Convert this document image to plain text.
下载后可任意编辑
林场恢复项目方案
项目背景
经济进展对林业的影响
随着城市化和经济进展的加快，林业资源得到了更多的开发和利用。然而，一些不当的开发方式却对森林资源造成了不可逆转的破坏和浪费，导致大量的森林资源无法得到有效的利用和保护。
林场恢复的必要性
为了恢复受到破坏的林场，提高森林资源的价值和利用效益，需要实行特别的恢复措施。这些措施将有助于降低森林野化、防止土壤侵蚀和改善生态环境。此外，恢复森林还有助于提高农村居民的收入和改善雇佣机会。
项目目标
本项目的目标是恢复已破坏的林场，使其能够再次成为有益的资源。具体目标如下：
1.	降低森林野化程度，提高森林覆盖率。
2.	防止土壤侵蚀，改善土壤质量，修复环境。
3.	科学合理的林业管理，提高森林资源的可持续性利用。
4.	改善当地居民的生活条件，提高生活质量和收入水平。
---
• **Work to be completed**:
Reproduce the material above exactly; please quote every line of it.

• **Response to the exercise**:
Convert this document image to plain text.
下载后可任意编辑
林场恢复项目方案
项目背景
经济进展对林业的影响
随着城市化和经济进展的加快，林业资源得到了更多的开发和利用。然而，一些不当的开发方式却对森林资源造成了不可逆转的破坏和浪费，导致大量的森林资源无法得到有效的利用和保护。
林场恢复的必要性
为了恢复受到破坏的林场，提高森林资源的价值和利用效益，需要实行特别的恢复措施。这些措施将有助于降低森林野化、防止土壤侵蚀和改善生态环境。此外，恢复森林还有助于提高农村居民的收入和改善雇佣机会。
项目目标
本项目的目标是恢复已破坏的林场，使其能够再次成为有益的资源。具体目标如下：
1.	降低森林野化程度，提高森林覆盖率。
2.	防止土壤侵蚀，改善土壤质量，修复环境。
3.	科学合理的林业管理，提高森林资源的可持续性利用。
4.	改善当地居民的生活条件，提高生活质量和收入水平。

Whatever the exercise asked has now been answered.